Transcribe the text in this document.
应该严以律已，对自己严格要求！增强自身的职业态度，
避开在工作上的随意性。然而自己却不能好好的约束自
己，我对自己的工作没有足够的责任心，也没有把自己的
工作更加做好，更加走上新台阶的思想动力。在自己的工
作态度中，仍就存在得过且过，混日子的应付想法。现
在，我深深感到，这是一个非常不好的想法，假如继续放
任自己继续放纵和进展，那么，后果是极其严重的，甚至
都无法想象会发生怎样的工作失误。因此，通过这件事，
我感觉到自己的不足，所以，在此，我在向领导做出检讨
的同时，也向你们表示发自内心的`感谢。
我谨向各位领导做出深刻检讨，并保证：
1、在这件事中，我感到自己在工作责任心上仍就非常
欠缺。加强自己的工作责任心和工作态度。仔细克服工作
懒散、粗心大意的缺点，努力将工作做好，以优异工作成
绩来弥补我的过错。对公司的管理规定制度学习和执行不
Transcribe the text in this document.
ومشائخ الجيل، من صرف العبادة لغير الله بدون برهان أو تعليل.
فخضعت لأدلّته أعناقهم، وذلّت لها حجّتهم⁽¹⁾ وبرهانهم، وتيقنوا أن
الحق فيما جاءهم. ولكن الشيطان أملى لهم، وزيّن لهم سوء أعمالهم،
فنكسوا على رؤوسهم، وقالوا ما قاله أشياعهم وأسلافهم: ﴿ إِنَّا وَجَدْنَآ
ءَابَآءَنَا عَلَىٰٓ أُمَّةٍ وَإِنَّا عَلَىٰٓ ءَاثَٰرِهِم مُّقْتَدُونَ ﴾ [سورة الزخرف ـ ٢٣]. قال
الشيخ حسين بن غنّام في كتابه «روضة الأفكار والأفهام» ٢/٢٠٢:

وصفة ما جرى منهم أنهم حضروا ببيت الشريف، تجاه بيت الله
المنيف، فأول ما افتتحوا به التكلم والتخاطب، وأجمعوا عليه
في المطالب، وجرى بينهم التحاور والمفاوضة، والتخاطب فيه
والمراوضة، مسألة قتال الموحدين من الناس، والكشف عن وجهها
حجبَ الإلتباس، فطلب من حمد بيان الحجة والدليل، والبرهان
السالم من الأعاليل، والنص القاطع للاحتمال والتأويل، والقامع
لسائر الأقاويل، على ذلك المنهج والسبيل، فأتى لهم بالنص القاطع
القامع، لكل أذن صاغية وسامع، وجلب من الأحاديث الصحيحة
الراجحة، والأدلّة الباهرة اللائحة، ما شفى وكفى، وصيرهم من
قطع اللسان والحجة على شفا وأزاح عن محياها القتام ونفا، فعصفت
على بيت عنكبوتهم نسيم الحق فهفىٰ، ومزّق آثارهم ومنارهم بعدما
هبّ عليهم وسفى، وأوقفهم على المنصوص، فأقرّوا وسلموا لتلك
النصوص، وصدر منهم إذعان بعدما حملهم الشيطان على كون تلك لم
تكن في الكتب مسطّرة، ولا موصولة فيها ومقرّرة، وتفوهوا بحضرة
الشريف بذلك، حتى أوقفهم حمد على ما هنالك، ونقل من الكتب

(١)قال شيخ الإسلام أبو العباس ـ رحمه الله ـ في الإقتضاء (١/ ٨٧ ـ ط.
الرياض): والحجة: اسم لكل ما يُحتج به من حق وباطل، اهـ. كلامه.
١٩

▬▬▬

**Work to do:**
Please reproduce each line exactly as written.

**Output of the task:**
Transcribe the text in this document.
应该严以律已，对自己严格要求！增强自身的职业态度，
避开在工作上的随意性。然而自己却不能好好的约束自
己，我对自己的工作没有足够的责任心，也没有把自己的
工作更加做好，更加走上新台阶的思想动力。在自己的工
作态度中，仍就存在得过且过，混日子的应付想法。现
在，我深深感到，这是一个非常不好的想法，假如继续放
任自己继续放纵和进展，那么，后果是极其严重的，甚至
都无法想象会发生怎样的工作失误。因此，通过这件事，
我感觉到自己的不足，所以，在此，我在向领导做出检讨
的同时，也向你们表示发自内心的`感谢。
我谨向各位领导做出深刻检讨，并保证：
1、在这件事中，我感到自己在工作责任心上仍就非常
欠缺。加强自己的工作责任心和工作态度。仔细克服工作
懒散、粗心大意的缺点，努力将工作做好，以优异工作成
绩来弥补我的过错。对公司的管理规定制度学习和执行不
Transcribe the text in this document.
ومشائخ الجيل، من صرف العبادة لغير الله بدون برهان أو تعليل.
فخضعت لأدلّته أعناقهم، وذلّت لها حجّتهم⁽¹⁾ وبرهانهم، وتيقنوا أن
الحق فيما جاءهم. ولكن الشيطان أملى لهم، وزيّن لهم سوء أعمالهم،
فنكسوا على رؤوسهم، وقالوا ما قاله أشياعهم وأسلافهم: ﴿ إِنَّا وَجَدْنَآ
ءَابَآءَنَا عَلَىٰٓ أُمَّةٍ وَإِنَّا عَلَىٰٓ ءَاثَٰرِهِم مُّقْتَدُونَ ﴾ [سورة الزخرف ـ ٢٣]. قال
الشيخ حسين بن غنّام في كتابه «روضة الأفكار والأفهام» ٢/٢٠٢:

وصفة ما جرى منهم أنهم حضروا ببيت الشريف، تجاه بيت الله
المنيف، فأول ما افتتحوا به التكلم والتخاطب، وأجمعوا عليه
في المطالب، وجرى بينهم التحاور والمفاوضة، والتخاطب فيه
والمراوضة، مسألة قتال الموحدين من الناس، والكشف عن وجهها
حجبَ الإلتباس، فطلب من حمد بيان الحجة والدليل، والبرهان
السالم من الأعاليل، والنص القاطع للاحتمال والتأويل، والقامع
لسائر الأقاويل، على ذلك المنهج والسبيل، فأتى لهم بالنص القاطع
القامع، لكل أذن صاغية وسامع، وجلب من الأحاديث الصحيحة
الراجحة، والأدلّة الباهرة اللائحة، ما شفى وكفى، وصيرهم من
قطع اللسان والحجة على شفا وأزاح عن محياها القتام ونفا، فعصفت
على بيت عنكبوتهم نسيم الحق فهفىٰ، ومزّق آثارهم ومنارهم بعدما
هبّ عليهم وسفى، وأوقفهم على المنصوص، فأقرّوا وسلموا لتلك
النصوص، وصدر منهم إذعان بعدما حملهم الشيطان على كون تلك لم
تكن في الكتب مسطّرة، ولا موصولة فيها ومقرّرة، وتفوهوا بحضرة
الشريف بذلك، حتى أوقفهم حمد على ما هنالك، ونقل من الكتب

(١)قال شيخ الإسلام أبو العباس ـ رحمه الله ـ في الإقتضاء (١/ ٨٧ ـ ط.
الرياض): والحجة: اسم لكل ما يُحتج به من حق وباطل، اهـ. كلامه.
١٩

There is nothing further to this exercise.